▶ **Written problem**: Find the lines containing the word "arrangement" and copy every one of them.

▶ **Material for this exercise**:
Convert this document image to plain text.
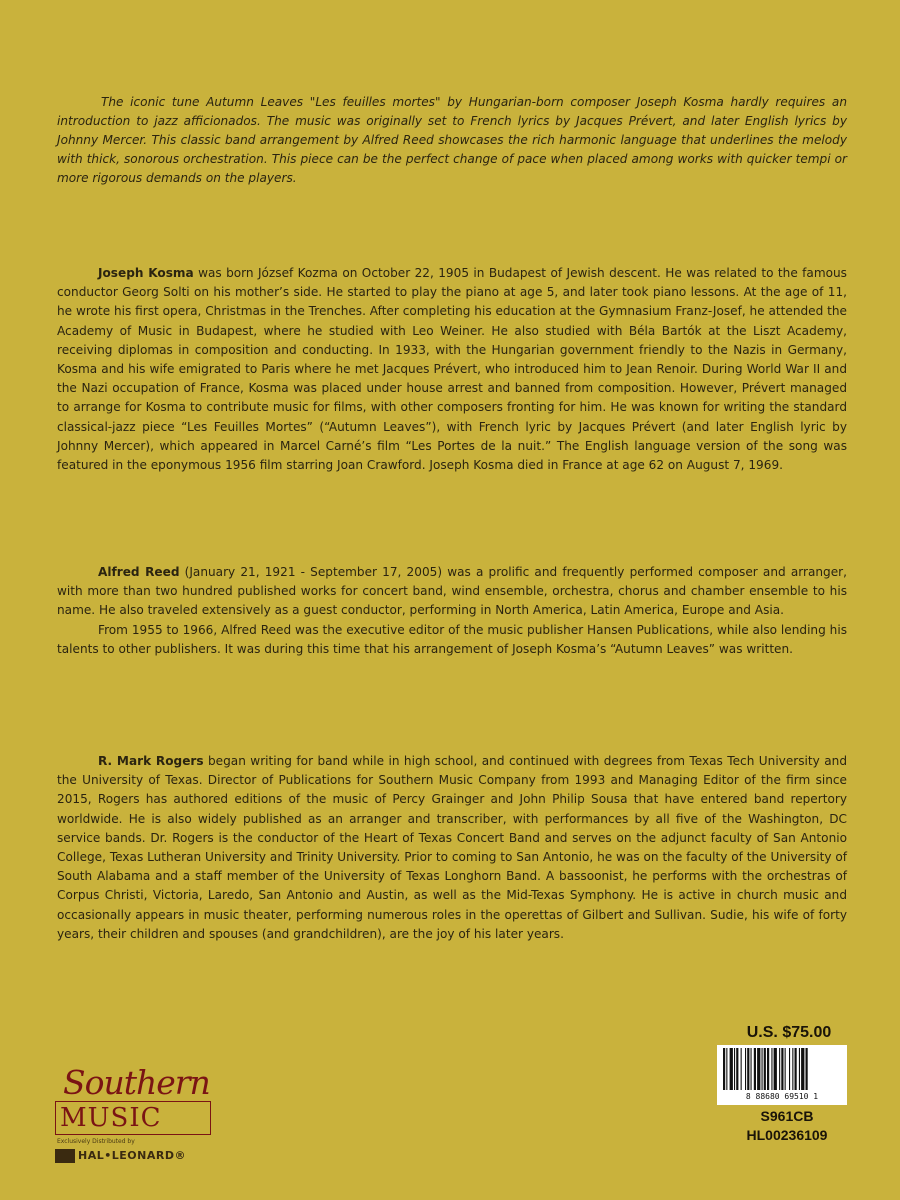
The iconic tune Autumn Leaves "Les feuilles mortes" by Hungarian-born composer Joseph Kosma hardly requires an introduction to jazz afficionados. The music was originally set to French lyrics by Jacques Prévert, and later English lyrics by Johnny Mercer. This classic band arrangement by Alfred Reed showcases the rich harmonic language that underlines the melody with thick, sonorous orchestration. This piece can be the perfect change of pace when placed among works with quicker tempi or more rigorous demands on the players.

Joseph Kosma was born József Kozma on October 22, 1905 in Budapest of Jewish descent. He was related to the famous conductor Georg Solti on his mother’s side. He started to play the piano at age 5, and later took piano lessons. At the age of 11, he wrote his first opera, Christmas in the Trenches. After completing his education at the Gymnasium Franz-Josef, he attended the Academy of Music in Budapest, where he studied with Leo Weiner. He also studied with Béla Bartók at the Liszt Academy, receiving diplomas in composition and conducting. In 1933, with the Hungarian government friendly to the Nazis in Germany, Kosma and his wife emigrated to Paris where he met Jacques Prévert, who introduced him to Jean Renoir. During World War II and the Nazi occupation of France, Kosma was placed under house arrest and banned from composition. However, Prévert managed to arrange for Kosma to contribute music for films, with other composers fronting for him. He was known for writing the standard classical-jazz piece “Les Feuilles Mortes” (“Autumn Leaves”), with French lyric by Jacques Prévert (and later English lyric by Johnny Mercer), which appeared in Marcel Carné’s film “Les Portes de la nuit.” The English language version of the song was featured in the eponymous 1956 film starring Joan Crawford. Joseph Kosma died in France at age 62 on August 7, 1969.

Alfred Reed (January 21, 1921 - September 17, 2005) was a prolific and frequently performed composer and arranger, with more than two hundred published works for concert band, wind ensemble, orchestra, chorus and chamber ensemble to his name. He also traveled extensively as a guest conductor, performing in North America, Latin America, Europe and Asia.

From 1955 to 1966, Alfred Reed was the executive editor of the music publisher Hansen Publications, while also lending his talents to other publishers. It was during this time that his arrangement of Joseph Kosma’s “Autumn Leaves” was written.

R. Mark Rogers began writing for band while in high school, and continued with degrees from Texas Tech University and the University of Texas. Director of Publications for Southern Music Company from 1993 and Managing Editor of the firm since 2015, Rogers has authored editions of the music of Percy Grainger and John Philip Sousa that have entered band repertory worldwide. He is also widely published as an arranger and transcriber, with performances by all five of the Washington, DC service bands. Dr. Rogers is the conductor of the Heart of Texas Concert Band and serves on the adjunct faculty of San Antonio College, Texas Lutheran University and Trinity University. Prior to coming to San Antonio, he was on the faculty of the University of South Alabama and a staff member of the University of Texas Longhorn Band. A bassoonist, he performs with the orchestras of Corpus Christi, Victoria, Laredo, San Antonio and Austin, as well as the Mid-Texas Symphony. He is active in church music and occasionally appears in music theater, performing numerous roles in the operettas of Gilbert and Sullivan. Sudie, his wife of forty years, their children and spouses (and grandchildren), are the joy of his later years.

Southern
MUSIC
Exclusively Distributed by
HAL•LEONARD®
U.S. $75.00
8 88680 69510 1
S961CB
HL00236109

▶ **Solved exercise**:
The iconic tune Autumn Leaves "Les feuilles mortes" by Hungarian-born composer Joseph Kosma hardly requires an introduction to jazz afficionados. The music was originally set to French lyrics by Jacques Prévert, and later English lyrics by Johnny Mercer. This classic band arrangement by Alfred Reed showcases the rich harmonic language that underlines the melody with thick, sonorous orchestration. This piece can be the perfect change of pace when placed among works with quicker tempi or more rigorous demands on the players.
From 1955 to 1966, Alfred Reed was the executive editor of the music publisher Hansen Publications, while also lending his talents to other publishers. It was during this time that his arrangement of Joseph Kosma’s “Autumn Leaves” was written.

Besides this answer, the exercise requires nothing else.